------ Data listing ------

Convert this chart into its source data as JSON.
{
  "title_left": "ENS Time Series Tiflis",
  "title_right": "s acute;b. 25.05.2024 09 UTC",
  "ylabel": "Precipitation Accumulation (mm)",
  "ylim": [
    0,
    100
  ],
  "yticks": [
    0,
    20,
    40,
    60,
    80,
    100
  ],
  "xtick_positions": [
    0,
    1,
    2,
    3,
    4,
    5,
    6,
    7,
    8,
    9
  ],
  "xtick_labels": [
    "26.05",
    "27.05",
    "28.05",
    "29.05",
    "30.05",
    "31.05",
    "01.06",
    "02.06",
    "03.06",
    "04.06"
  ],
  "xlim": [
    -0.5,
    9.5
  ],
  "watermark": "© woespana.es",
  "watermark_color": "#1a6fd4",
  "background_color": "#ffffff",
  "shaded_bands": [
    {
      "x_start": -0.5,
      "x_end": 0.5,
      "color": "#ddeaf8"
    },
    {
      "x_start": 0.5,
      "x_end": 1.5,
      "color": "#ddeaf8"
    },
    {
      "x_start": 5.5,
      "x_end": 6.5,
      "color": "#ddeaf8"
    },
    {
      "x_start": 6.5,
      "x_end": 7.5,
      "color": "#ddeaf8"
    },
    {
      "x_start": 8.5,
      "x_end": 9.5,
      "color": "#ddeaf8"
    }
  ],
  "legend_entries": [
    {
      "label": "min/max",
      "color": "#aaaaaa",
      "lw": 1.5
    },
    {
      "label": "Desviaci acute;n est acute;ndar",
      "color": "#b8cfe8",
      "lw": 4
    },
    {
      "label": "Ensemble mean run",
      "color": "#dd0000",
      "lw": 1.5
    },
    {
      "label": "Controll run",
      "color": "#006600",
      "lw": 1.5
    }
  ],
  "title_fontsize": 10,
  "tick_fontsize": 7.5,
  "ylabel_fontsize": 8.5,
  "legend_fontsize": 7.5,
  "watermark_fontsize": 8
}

------

Short task
Give the number of lines that hold the word "acute" in these records, with nothing added.

The output
2